SOURCE DATA:

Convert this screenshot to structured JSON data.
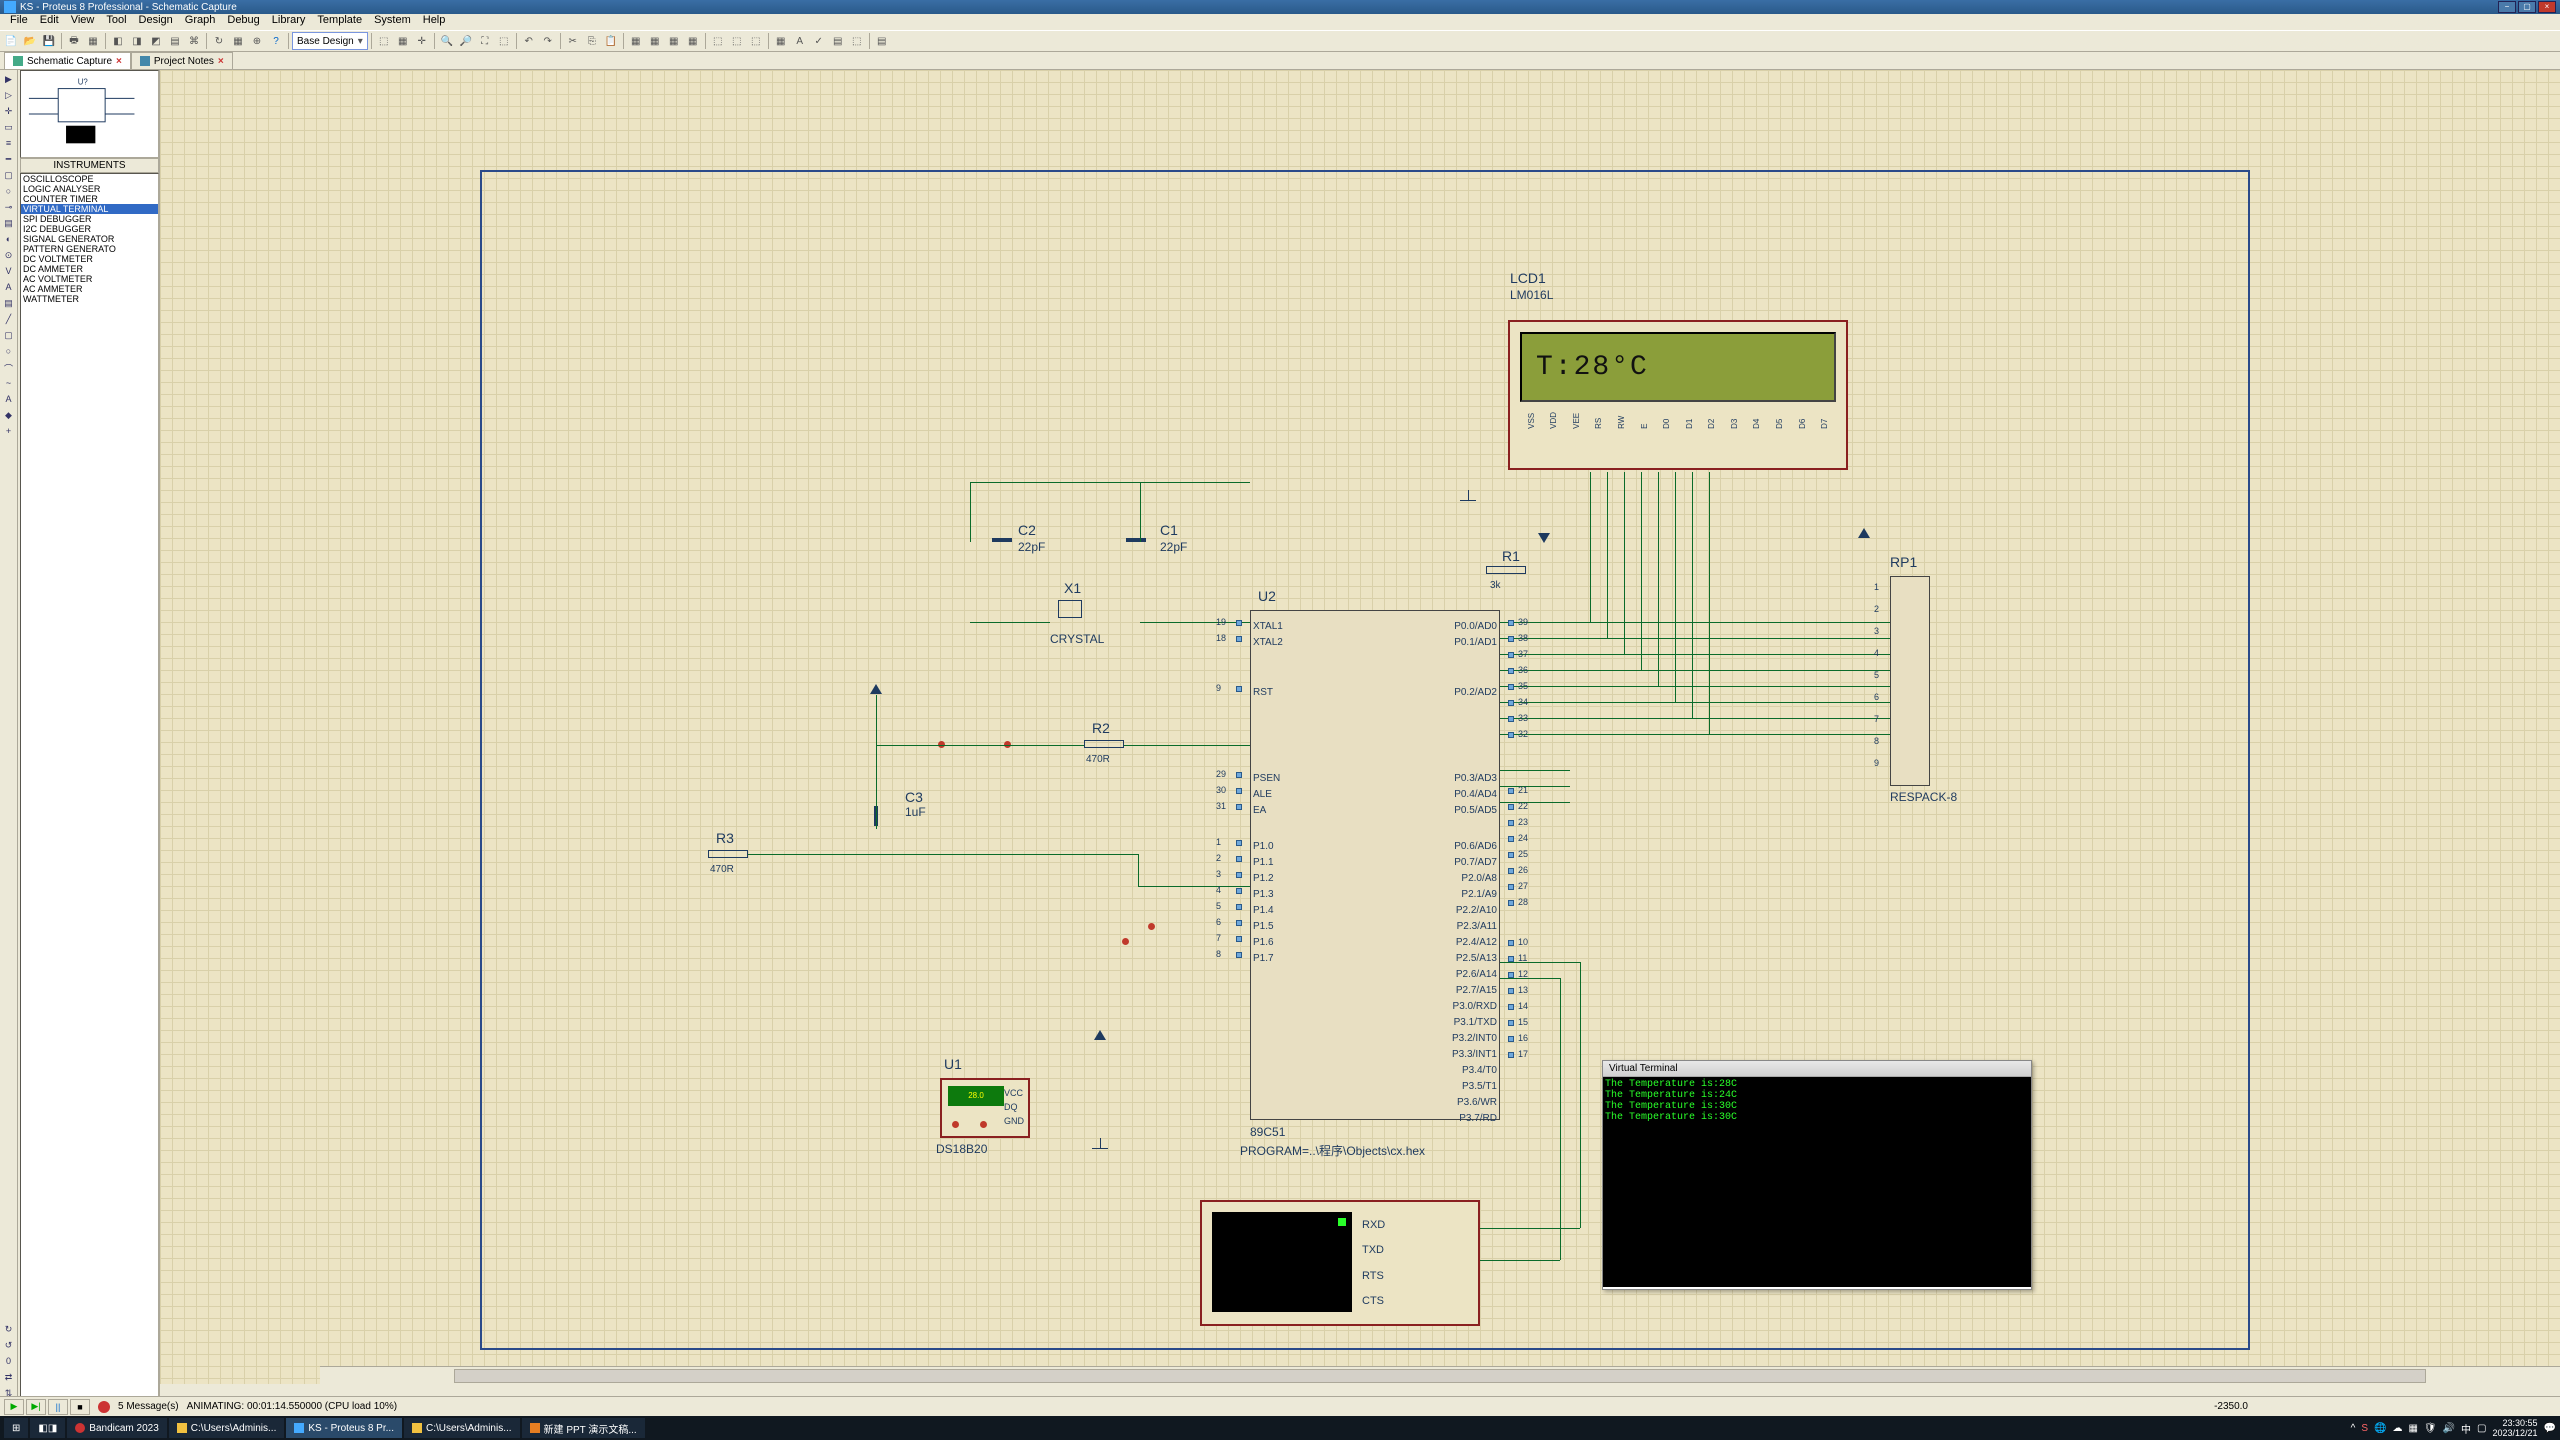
{
  "title": "KS - Proteus 8 Professional - Schematic Capture",
  "menus": [
    "File",
    "Edit",
    "View",
    "Tool",
    "Design",
    "Graph",
    "Debug",
    "Library",
    "Template",
    "System",
    "Help"
  ],
  "toolbarCombo": "Base Design",
  "tabs": [
    {
      "label": "Schematic Capture",
      "active": true
    },
    {
      "label": "Project Notes",
      "active": false
    }
  ],
  "instrumentsTitle": "INSTRUMENTS",
  "instruments": [
    "OSCILLOSCOPE",
    "LOGIC ANALYSER",
    "COUNTER TIMER",
    "VIRTUAL TERMINAL",
    "SPI DEBUGGER",
    "I2C DEBUGGER",
    "SIGNAL GENERATOR",
    "PATTERN GENERATO",
    "DC VOLTMETER",
    "DC AMMETER",
    "AC VOLTMETER",
    "AC AMMETER",
    "WATTMETER"
  ],
  "instrumentsSelected": "VIRTUAL TERMINAL",
  "lcd": {
    "ref": "LCD1",
    "part": "LM016L",
    "text": "T:28°C",
    "pins": [
      "VSS",
      "VDD",
      "VEE",
      "RS",
      "RW",
      "E",
      "D0",
      "D1",
      "D2",
      "D3",
      "D4",
      "D5",
      "D6",
      "D7"
    ]
  },
  "mcu": {
    "ref": "U2",
    "part": "89C51",
    "program": "PROGRAM=..\\程序\\Objects\\cx.hex",
    "left": [
      {
        "n": "19",
        "l": "XTAL1"
      },
      {
        "n": "18",
        "l": "XTAL2"
      },
      {
        "n": "9",
        "l": "RST"
      },
      {
        "n": "29",
        "l": "PSEN"
      },
      {
        "n": "30",
        "l": "ALE"
      },
      {
        "n": "31",
        "l": "EA"
      },
      {
        "n": "1",
        "l": "P1.0"
      },
      {
        "n": "2",
        "l": "P1.1"
      },
      {
        "n": "3",
        "l": "P1.2"
      },
      {
        "n": "4",
        "l": "P1.3"
      },
      {
        "n": "5",
        "l": "P1.4"
      },
      {
        "n": "6",
        "l": "P1.5"
      },
      {
        "n": "7",
        "l": "P1.6"
      },
      {
        "n": "8",
        "l": "P1.7"
      }
    ],
    "right": [
      {
        "n": "39",
        "l": "P0.0/AD0"
      },
      {
        "n": "38",
        "l": "P0.1/AD1"
      },
      {
        "n": "37",
        "l": "P0.2/AD2"
      },
      {
        "n": "36",
        "l": "P0.3/AD3"
      },
      {
        "n": "35",
        "l": "P0.4/AD4"
      },
      {
        "n": "34",
        "l": "P0.5/AD5"
      },
      {
        "n": "33",
        "l": "P0.6/AD6"
      },
      {
        "n": "32",
        "l": "P0.7/AD7"
      },
      {
        "n": "21",
        "l": "P2.0/A8"
      },
      {
        "n": "22",
        "l": "P2.1/A9"
      },
      {
        "n": "23",
        "l": "P2.2/A10"
      },
      {
        "n": "24",
        "l": "P2.3/A11"
      },
      {
        "n": "25",
        "l": "P2.4/A12"
      },
      {
        "n": "26",
        "l": "P2.5/A13"
      },
      {
        "n": "27",
        "l": "P2.6/A14"
      },
      {
        "n": "28",
        "l": "P2.7/A15"
      },
      {
        "n": "10",
        "l": "P3.0/RXD"
      },
      {
        "n": "11",
        "l": "P3.1/TXD"
      },
      {
        "n": "12",
        "l": "P3.2/INT0"
      },
      {
        "n": "13",
        "l": "P3.3/INT1"
      },
      {
        "n": "14",
        "l": "P3.4/T0"
      },
      {
        "n": "15",
        "l": "P3.5/T1"
      },
      {
        "n": "16",
        "l": "P3.6/WR"
      },
      {
        "n": "17",
        "l": "P3.7/RD"
      }
    ]
  },
  "rp1": {
    "ref": "RP1",
    "part": "RESPACK-8"
  },
  "r1": {
    "ref": "R1",
    "value": "3k"
  },
  "r2": {
    "ref": "R2",
    "value": "470R"
  },
  "r3": {
    "ref": "R3",
    "value": "470R"
  },
  "c1": {
    "ref": "C1",
    "value": "22pF"
  },
  "c2": {
    "ref": "C2",
    "value": "22pF"
  },
  "c3": {
    "ref": "C3",
    "value": "1uF"
  },
  "x1": {
    "ref": "X1",
    "value": "CRYSTAL"
  },
  "u1": {
    "ref": "U1",
    "part": "DS18B20",
    "temp": "28.0",
    "pins": [
      "VCC",
      "DQ",
      "GND"
    ]
  },
  "serterm": {
    "pins": [
      "RXD",
      "TXD",
      "RTS",
      "CTS"
    ]
  },
  "vt": {
    "title": "Virtual Terminal",
    "lines": [
      "The Temperature is:28C",
      "The Temperature is:24C",
      "The Temperature is:30C",
      "The Temperature is:30C"
    ]
  },
  "status": {
    "messages": "5 Message(s)",
    "anim": "ANIMATING: 00:01:14.550000 (CPU load 10%)",
    "coord": "-2350.0"
  },
  "taskbar": {
    "start": "⊞",
    "items": [
      {
        "label": "Bandicam 2023",
        "active": false
      },
      {
        "label": "C:\\Users\\Adminis...",
        "active": false
      },
      {
        "label": "KS - Proteus 8 Pr...",
        "active": true
      },
      {
        "label": "C:\\Users\\Adminis...",
        "active": false
      },
      {
        "label": "新建 PPT 演示文稿...",
        "active": false
      }
    ],
    "time": "23:30:55",
    "date": "2023/12/21"
  }
}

THE EXERCISE: Write out the whole listing exactly, and drop the pictures.

EXPECTED OUTPUT:
Convert this screenshot to structured JSON data.
{
  "title": "KS - Proteus 8 Professional - Schematic Capture",
  "menus": [
    "File",
    "Edit",
    "View",
    "Tool",
    "Design",
    "Graph",
    "Debug",
    "Library",
    "Template",
    "System",
    "Help"
  ],
  "toolbarCombo": "Base Design",
  "tabs": [
    {
      "label": "Schematic Capture",
      "active": true
    },
    {
      "label": "Project Notes",
      "active": false
    }
  ],
  "instrumentsTitle": "INSTRUMENTS",
  "instruments": [
    "OSCILLOSCOPE",
    "LOGIC ANALYSER",
    "COUNTER TIMER",
    "VIRTUAL TERMINAL",
    "SPI DEBUGGER",
    "I2C DEBUGGER",
    "SIGNAL GENERATOR",
    "PATTERN GENERATO",
    "DC VOLTMETER",
    "DC AMMETER",
    "AC VOLTMETER",
    "AC AMMETER",
    "WATTMETER"
  ],
  "instrumentsSelected": "VIRTUAL TERMINAL",
  "lcd": {
    "ref": "LCD1",
    "part": "LM016L",
    "text": "T:28°C",
    "pins": [
      "VSS",
      "VDD",
      "VEE",
      "RS",
      "RW",
      "E",
      "D0",
      "D1",
      "D2",
      "D3",
      "D4",
      "D5",
      "D6",
      "D7"
    ]
  },
  "mcu": {
    "ref": "U2",
    "part": "89C51",
    "program": "PROGRAM=..\\程序\\Objects\\cx.hex",
    "left": [
      {
        "n": "19",
        "l": "XTAL1"
      },
      {
        "n": "18",
        "l": "XTAL2"
      },
      {
        "n": "9",
        "l": "RST"
      },
      {
        "n": "29",
        "l": "PSEN"
      },
      {
        "n": "30",
        "l": "ALE"
      },
      {
        "n": "31",
        "l": "EA"
      },
      {
        "n": "1",
        "l": "P1.0"
      },
      {
        "n": "2",
        "l": "P1.1"
      },
      {
        "n": "3",
        "l": "P1.2"
      },
      {
        "n": "4",
        "l": "P1.3"
      },
      {
        "n": "5",
        "l": "P1.4"
      },
      {
        "n": "6",
        "l": "P1.5"
      },
      {
        "n": "7",
        "l": "P1.6"
      },
      {
        "n": "8",
        "l": "P1.7"
      }
    ],
    "right": [
      {
        "n": "39",
        "l": "P0.0/AD0"
      },
      {
        "n": "38",
        "l": "P0.1/AD1"
      },
      {
        "n": "37",
        "l": "P0.2/AD2"
      },
      {
        "n": "36",
        "l": "P0.3/AD3"
      },
      {
        "n": "35",
        "l": "P0.4/AD4"
      },
      {
        "n": "34",
        "l": "P0.5/AD5"
      },
      {
        "n": "33",
        "l": "P0.6/AD6"
      },
      {
        "n": "32",
        "l": "P0.7/AD7"
      },
      {
        "n": "21",
        "l": "P2.0/A8"
      },
      {
        "n": "22",
        "l": "P2.1/A9"
      },
      {
        "n": "23",
        "l": "P2.2/A10"
      },
      {
        "n": "24",
        "l": "P2.3/A11"
      },
      {
        "n": "25",
        "l": "P2.4/A12"
      },
      {
        "n": "26",
        "l": "P2.5/A13"
      },
      {
        "n": "27",
        "l": "P2.6/A14"
      },
      {
        "n": "28",
        "l": "P2.7/A15"
      },
      {
        "n": "10",
        "l": "P3.0/RXD"
      },
      {
        "n": "11",
        "l": "P3.1/TXD"
      },
      {
        "n": "12",
        "l": "P3.2/INT0"
      },
      {
        "n": "13",
        "l": "P3.3/INT1"
      },
      {
        "n": "14",
        "l": "P3.4/T0"
      },
      {
        "n": "15",
        "l": "P3.5/T1"
      },
      {
        "n": "16",
        "l": "P3.6/WR"
      },
      {
        "n": "17",
        "l": "P3.7/RD"
      }
    ]
  },
  "rp1": {
    "ref": "RP1",
    "part": "RESPACK-8"
  },
  "r1": {
    "ref": "R1",
    "value": "3k"
  },
  "r2": {
    "ref": "R2",
    "value": "470R"
  },
  "r3": {
    "ref": "R3",
    "value": "470R"
  },
  "c1": {
    "ref": "C1",
    "value": "22pF"
  },
  "c2": {
    "ref": "C2",
    "value": "22pF"
  },
  "c3": {
    "ref": "C3",
    "value": "1uF"
  },
  "x1": {
    "ref": "X1",
    "value": "CRYSTAL"
  },
  "u1": {
    "ref": "U1",
    "part": "DS18B20",
    "temp": "28.0",
    "pins": [
      "VCC",
      "DQ",
      "GND"
    ]
  },
  "serterm": {
    "pins": [
      "RXD",
      "TXD",
      "RTS",
      "CTS"
    ]
  },
  "vt": {
    "title": "Virtual Terminal",
    "lines": [
      "The Temperature is:28C",
      "The Temperature is:24C",
      "The Temperature is:30C",
      "The Temperature is:30C"
    ]
  },
  "status": {
    "messages": "5 Message(s)",
    "anim": "ANIMATING: 00:01:14.550000 (CPU load 10%)",
    "coord": "-2350.0"
  },
  "taskbar": {
    "start": "⊞",
    "items": [
      {
        "label": "Bandicam 2023",
        "active": false
      },
      {
        "label": "C:\\Users\\Adminis...",
        "active": false
      },
      {
        "label": "KS - Proteus 8 Pr...",
        "active": true
      },
      {
        "label": "C:\\Users\\Adminis...",
        "active": false
      },
      {
        "label": "新建 PPT 演示文稿...",
        "active": false
      }
    ],
    "time": "23:30:55",
    "date": "2023/12/21"
  }
}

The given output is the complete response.